WHAT THE TASK REQUIRES
Report how many lines hold the word "structure"; give nothing but the number.

INFORMATION SUPPLIED

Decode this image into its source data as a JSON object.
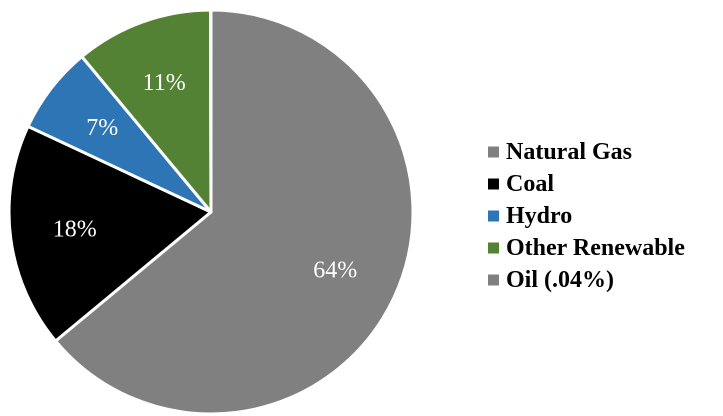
{
  "chart_data": {
    "type": "pie",
    "title": "",
    "slices": [
      {
        "label": "Natural Gas",
        "value": 64,
        "display": "64%",
        "color": "#808080",
        "label_color": "#ffffff"
      },
      {
        "label": "Coal",
        "value": 18,
        "display": "18%",
        "color": "#000000",
        "label_color": "#ffffff"
      },
      {
        "label": "Hydro",
        "value": 7,
        "display": "7%",
        "color": "#2e75b6",
        "label_color": "#ffffff"
      },
      {
        "label": "Other Renewable",
        "value": 11,
        "display": "11%",
        "color": "#548235",
        "label_color": "#ffffff"
      },
      {
        "label": "Oil (.04%)",
        "value": 0.04,
        "display": "",
        "color": "#808080",
        "label_color": "#ffffff"
      }
    ],
    "legend": {
      "placement": "right",
      "entries": [
        "Natural Gas",
        "Coal",
        "Hydro",
        "Other Renewable",
        "Oil (.04%)"
      ]
    },
    "start_angle": "12 o'clock, clockwise",
    "border_color": "#ffffff"
  }
}
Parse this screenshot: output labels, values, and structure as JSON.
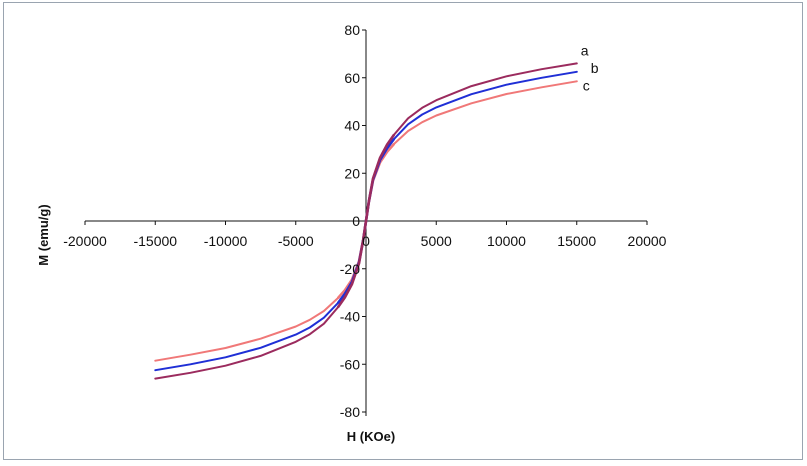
{
  "chart_data": {
    "type": "line",
    "title": "",
    "xlabel": "H (KOe)",
    "ylabel": "M (emu/g)",
    "xlim": [
      -20000,
      20000
    ],
    "ylim": [
      -80,
      80
    ],
    "x_ticks": [
      -20000,
      -15000,
      -10000,
      -5000,
      0,
      5000,
      10000,
      15000,
      20000
    ],
    "y_ticks": [
      -80,
      -60,
      -40,
      -20,
      0,
      20,
      40,
      60,
      80
    ],
    "x_tick_labels": [
      "-20000",
      "-15000",
      "-10000",
      "-5000",
      "0",
      "5000",
      "10000",
      "15000",
      "20000"
    ],
    "y_tick_labels": [
      "-80",
      "-60",
      "-40",
      "-20",
      "0",
      "20",
      "40",
      "60",
      "80"
    ],
    "grid": false,
    "legend": "none",
    "series": [
      {
        "name": "a",
        "color": "#9b2b5e",
        "x": [
          -15000,
          -12500,
          -10000,
          -7500,
          -5000,
          -4000,
          -3000,
          -2000,
          -1500,
          -1000,
          -500,
          -200,
          0,
          200,
          500,
          1000,
          1500,
          2000,
          3000,
          4000,
          5000,
          7500,
          10000,
          12500,
          15000
        ],
        "y": [
          -66,
          -63.6,
          -60.6,
          -56.5,
          -50.6,
          -47.4,
          -43,
          -36.2,
          -32,
          -26.5,
          -17.8,
          -8,
          0,
          8,
          17.8,
          26.5,
          32,
          36.2,
          43,
          47.4,
          50.6,
          56.5,
          60.6,
          63.6,
          66
        ]
      },
      {
        "name": "b",
        "color": "#1f2fd6",
        "x": [
          -15000,
          -12500,
          -10000,
          -7500,
          -5000,
          -4000,
          -3000,
          -2000,
          -1500,
          -1000,
          -500,
          -200,
          0,
          200,
          500,
          1000,
          1500,
          2000,
          3000,
          4000,
          5000,
          7500,
          10000,
          12500,
          15000
        ],
        "y": [
          -62.5,
          -60,
          -57.1,
          -53.1,
          -47.6,
          -44.6,
          -40.5,
          -34.4,
          -30.5,
          -25.6,
          -17.3,
          -8,
          0,
          8,
          17.3,
          25.6,
          30.5,
          34.4,
          40.5,
          44.6,
          47.6,
          53.1,
          57.1,
          60,
          62.5
        ]
      },
      {
        "name": "c",
        "color": "#f07878",
        "x": [
          -15000,
          -12500,
          -10000,
          -7500,
          -5000,
          -4000,
          -3000,
          -2000,
          -1500,
          -1000,
          -500,
          -200,
          0,
          200,
          500,
          1000,
          1500,
          2000,
          3000,
          4000,
          5000,
          7500,
          10000,
          12500,
          15000
        ],
        "y": [
          -58.5,
          -56,
          -53.2,
          -49.3,
          -44.2,
          -41.4,
          -37.7,
          -32.3,
          -29,
          -24.6,
          -16.9,
          -7.8,
          0,
          7.8,
          16.9,
          24.6,
          29,
          32.3,
          37.7,
          41.4,
          44.2,
          49.3,
          53.2,
          56,
          58.5
        ]
      }
    ]
  }
}
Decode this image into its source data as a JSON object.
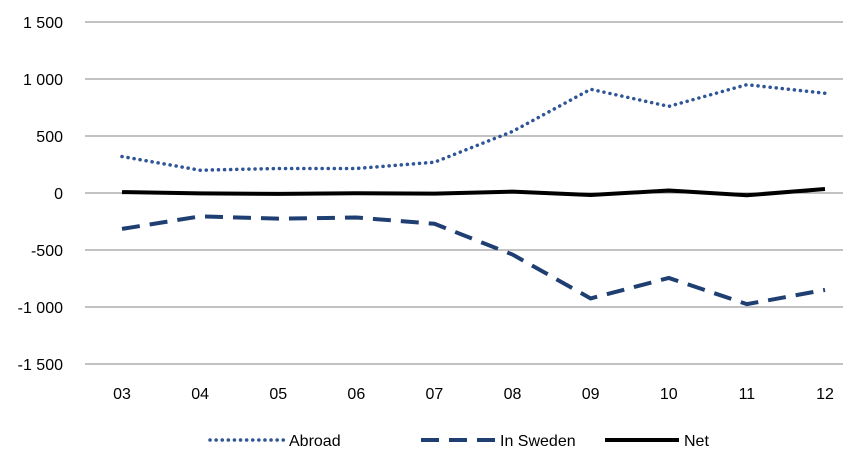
{
  "chart_data": {
    "type": "line",
    "title": "",
    "xlabel": "",
    "ylabel": "",
    "categories": [
      "03",
      "04",
      "05",
      "06",
      "07",
      "08",
      "09",
      "10",
      "11",
      "12"
    ],
    "ylim": [
      -1500,
      1500
    ],
    "yticks": [
      1500,
      1000,
      500,
      0,
      -500,
      -1000,
      -1500
    ],
    "ytick_labels": [
      "1 500",
      "1 000",
      "500",
      "0",
      "-500",
      "-1 000",
      "-1 500"
    ],
    "grid": "horizontal",
    "legend_position": "bottom",
    "series": [
      {
        "name": "Abroad",
        "style": "dotted",
        "color": "#2e5597",
        "values": [
          320,
          200,
          215,
          215,
          270,
          540,
          910,
          760,
          950,
          875
        ]
      },
      {
        "name": "In Sweden",
        "style": "dashed",
        "color": "#1f3f73",
        "values": [
          -315,
          -205,
          -225,
          -215,
          -270,
          -540,
          -925,
          -745,
          -975,
          -850
        ]
      },
      {
        "name": "Net",
        "style": "solid",
        "color": "#000000",
        "values": [
          8,
          -3,
          -8,
          -2,
          -5,
          12,
          -18,
          22,
          -20,
          35
        ]
      }
    ]
  }
}
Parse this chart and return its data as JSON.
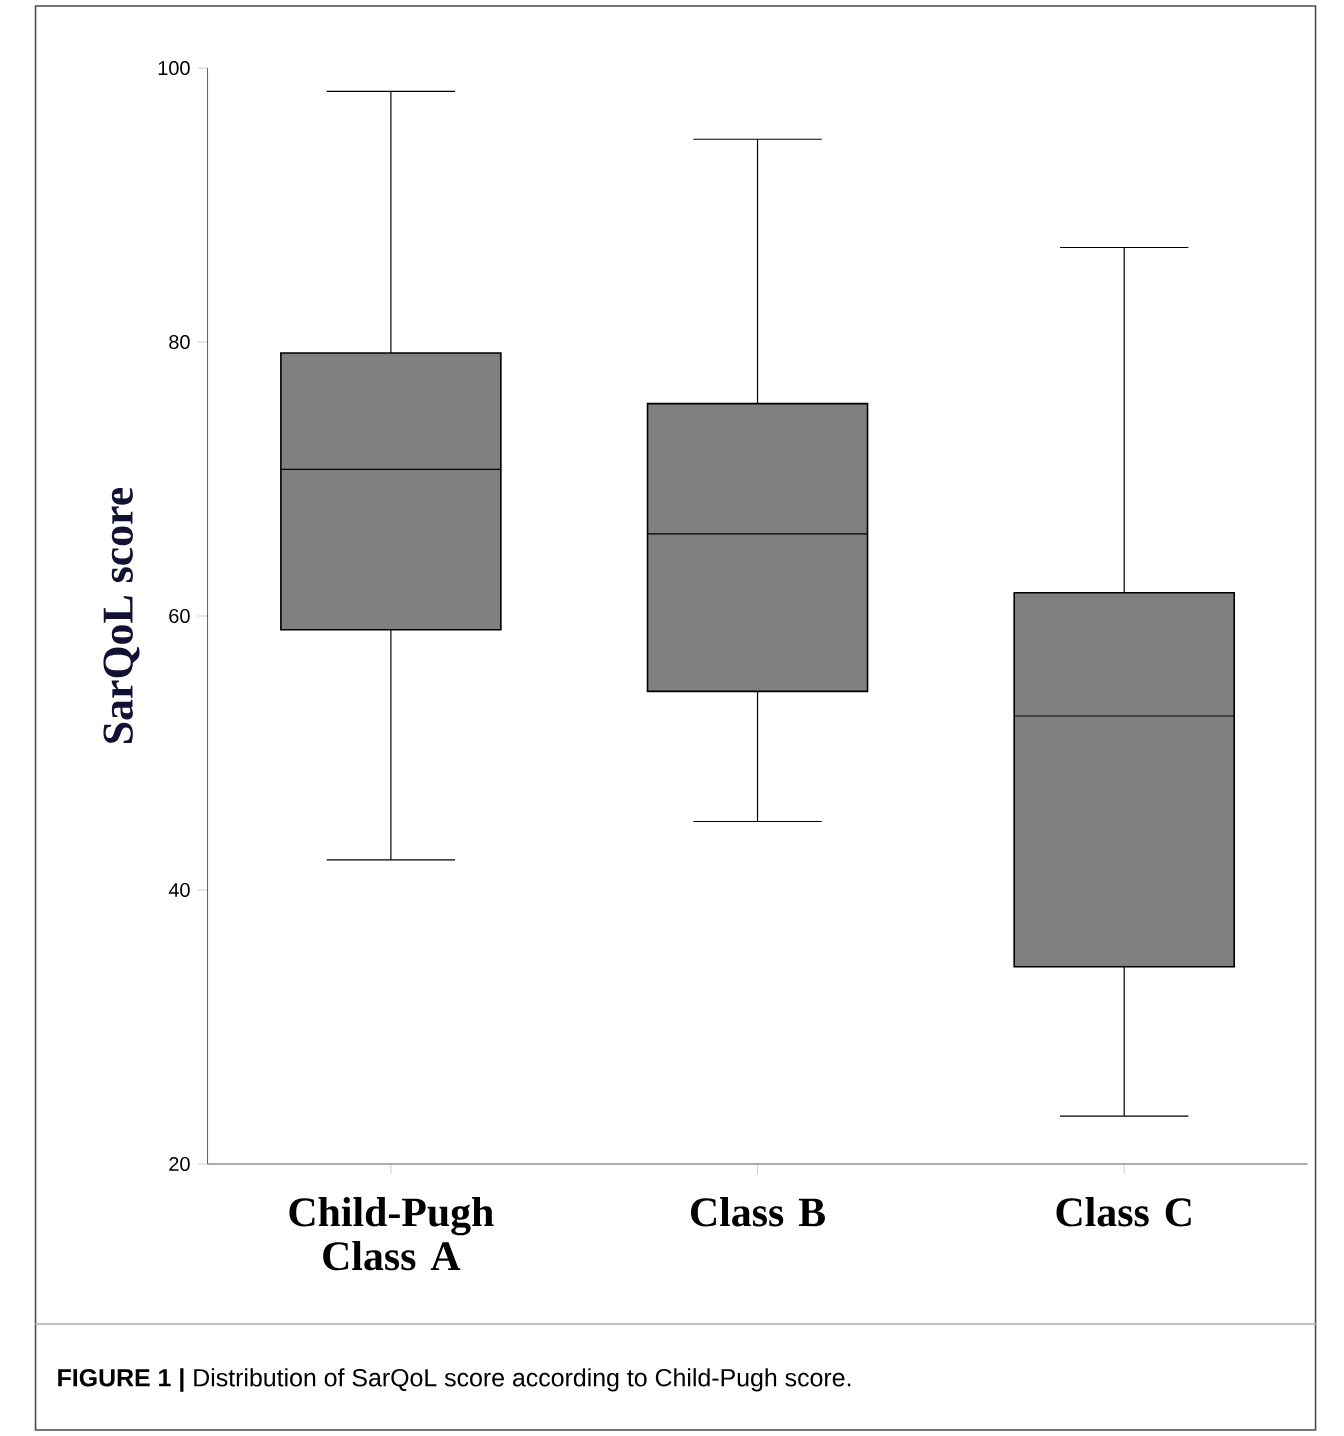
{
  "chart_data": {
    "type": "box",
    "ylabel": "SarQoL score",
    "categories": [
      "Child-Pugh Class A",
      "Class B",
      "Class C"
    ],
    "boxes": [
      {
        "low": 42.2,
        "q1": 59.0,
        "median": 70.7,
        "q3": 79.2,
        "high": 98.3
      },
      {
        "low": 45.0,
        "q1": 54.5,
        "median": 66.0,
        "q3": 75.5,
        "high": 94.8
      },
      {
        "low": 23.5,
        "q1": 34.4,
        "median": 52.7,
        "q3": 61.7,
        "high": 86.9
      }
    ],
    "color": "#808080",
    "ylim": [
      20,
      100
    ],
    "yticks": [
      20,
      40,
      60,
      80,
      100
    ],
    "annotations": [
      "**FIGURE 1 |** Distribution of SarQoL score according to Child-Pugh score."
    ]
  }
}
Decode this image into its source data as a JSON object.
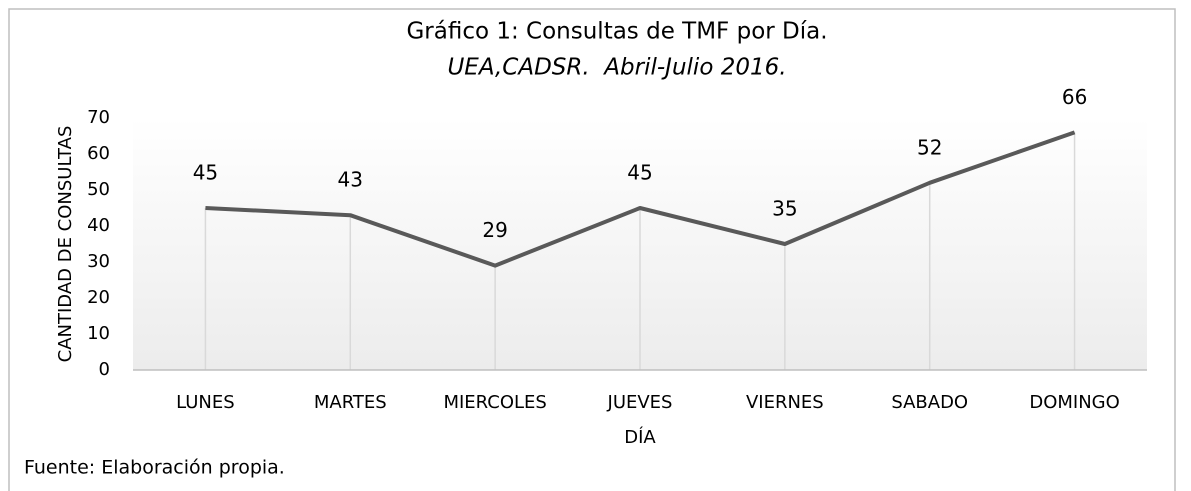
{
  "chart_data": {
    "type": "line",
    "title": "Gráfico 1: Consultas de TMF por Día.",
    "subtitle": "UEA,CADSR.  Abril-Julio 2016.",
    "x_label": "DÍA",
    "y_label": "CANTIDAD DE CONSULTAS",
    "source": "Fuente: Elaboración propia.",
    "categories": [
      "LUNES",
      "MARTES",
      "MIERCOLES",
      "JUEVES",
      "VIERNES",
      "SABADO",
      "DOMINGO"
    ],
    "values": [
      45,
      43,
      29,
      45,
      35,
      52,
      66
    ],
    "color": "#595959",
    "drop_lines": true,
    "ylim": [
      0,
      70
    ],
    "yticks": [
      0,
      10,
      20,
      30,
      40,
      50,
      60,
      70
    ],
    "grid": false
  }
}
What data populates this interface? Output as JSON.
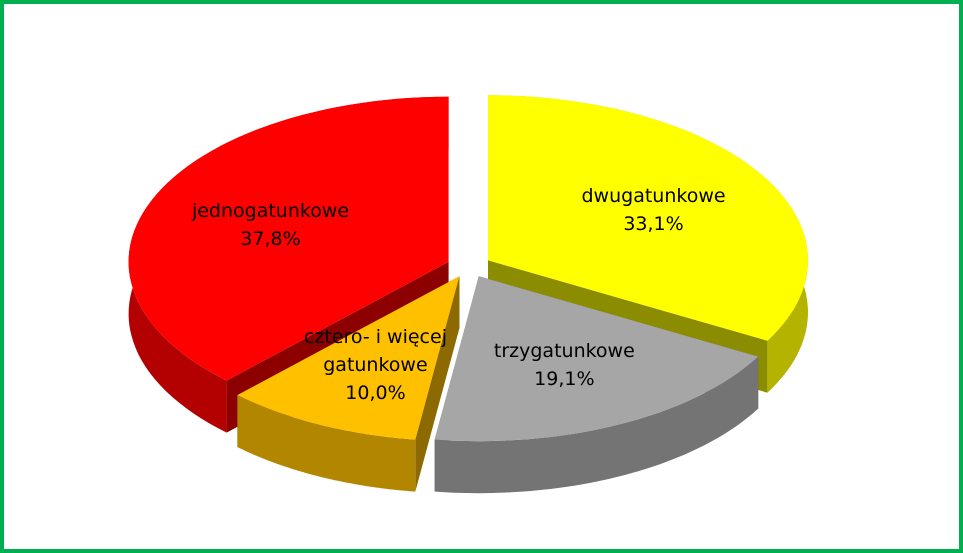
{
  "chart_data": {
    "type": "pie3d",
    "categories": [
      "jednogatunkowe",
      "dwugatunkowe",
      "trzygatunkowe",
      "cztero- i więcej gatunkowe"
    ],
    "values": [
      37.8,
      33.1,
      19.1,
      10.0
    ],
    "value_labels": [
      "37,8%",
      "33,1%",
      "19,1%",
      "10,0%"
    ],
    "colors": [
      "#ff0000",
      "#ffff00",
      "#a6a6a6",
      "#ffc000"
    ]
  }
}
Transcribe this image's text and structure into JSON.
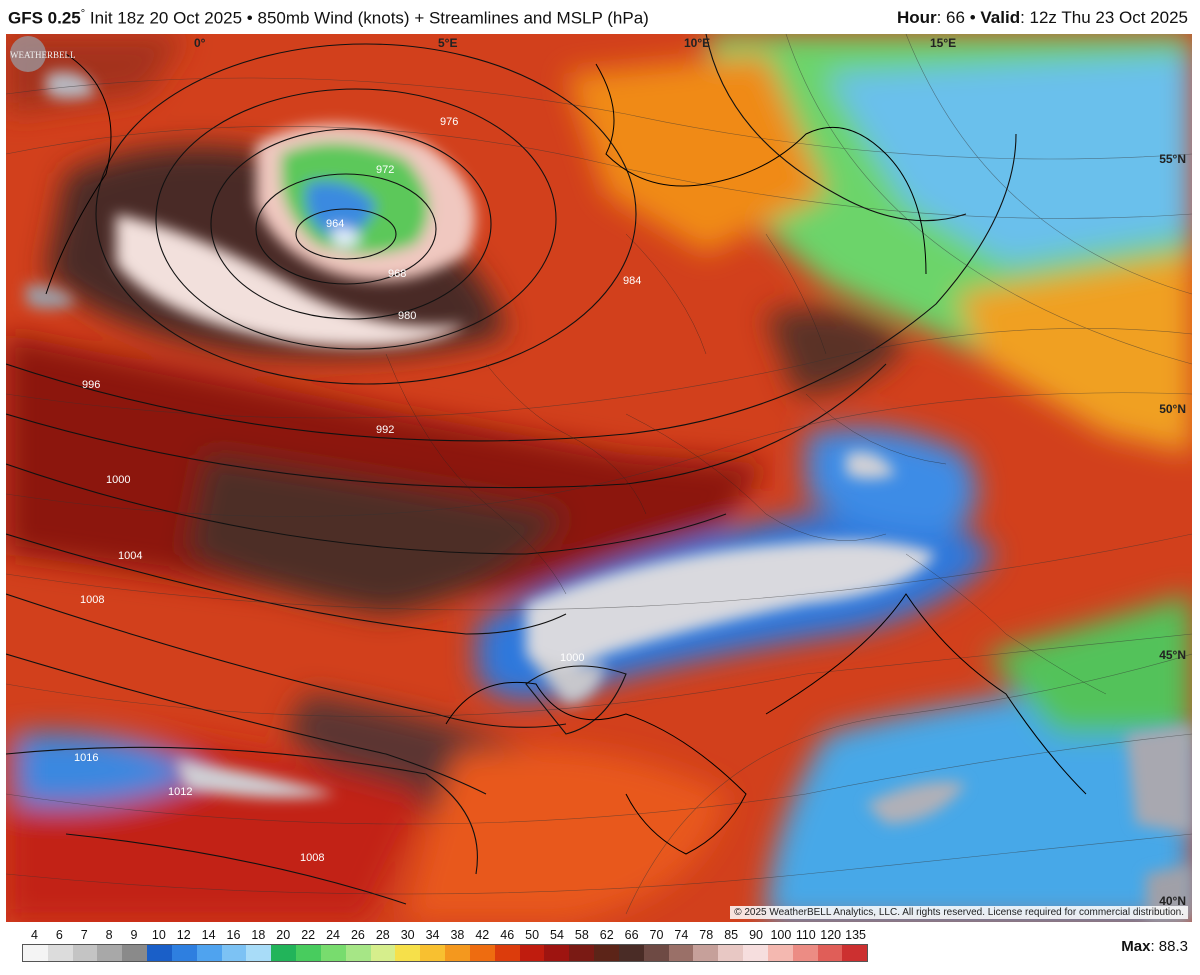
{
  "header": {
    "model": "GFS 0.25",
    "degree_mark": "°",
    "init_text": "Init 18z 20 Oct 2025",
    "separator": "•",
    "product": "850mb Wind (knots) + Streamlines and MSLP (hPa)",
    "hour_label": "Hour",
    "hour_value": ": 66",
    "valid_label": "Valid",
    "valid_value": ": 12z Thu 23 Oct 2025"
  },
  "map": {
    "lon_labels": [
      "0°",
      "5°E",
      "10°E",
      "15°E"
    ],
    "lat_labels": [
      "55°N",
      "50°N",
      "45°N",
      "40°N"
    ],
    "isobar_labels": [
      "976",
      "972",
      "964",
      "968",
      "980",
      "984",
      "996",
      "992",
      "1000",
      "1004",
      "1008",
      "1000",
      "1016",
      "1012",
      "1008"
    ],
    "copyright": "© 2025 WeatherBELL Analytics, LLC. All rights reserved. License required for commercial distribution.",
    "logo_text": "WEATHERBELL"
  },
  "legend": {
    "ticks": [
      "4",
      "6",
      "7",
      "8",
      "9",
      "10",
      "12",
      "14",
      "16",
      "18",
      "20",
      "22",
      "24",
      "26",
      "28",
      "30",
      "34",
      "38",
      "42",
      "46",
      "50",
      "54",
      "58",
      "62",
      "66",
      "70",
      "74",
      "78",
      "85",
      "90",
      "100",
      "110",
      "120",
      "135"
    ],
    "colors": [
      "#f4f4f4",
      "#dcdcdc",
      "#c4c4c4",
      "#a8a8a8",
      "#8a8a8a",
      "#1a5fc8",
      "#2e7fe0",
      "#4fa3ef",
      "#7cc2f4",
      "#a8dcf8",
      "#22b45a",
      "#48cc5e",
      "#78dc6e",
      "#a6e686",
      "#d6ee8c",
      "#f6e04a",
      "#f8c030",
      "#f4981e",
      "#ee6c10",
      "#dc3c0c",
      "#c01c0e",
      "#9e1410",
      "#7a1a14",
      "#5c2418",
      "#4a2c26",
      "#6e4a44",
      "#9a7068",
      "#c6a09a",
      "#e8c8c4",
      "#f6dede",
      "#f4b8b0",
      "#ec8c84",
      "#e05e58",
      "#cc3030"
    ],
    "max_label": "Max",
    "max_value": ": 88.3"
  }
}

TASK RESPONSE
2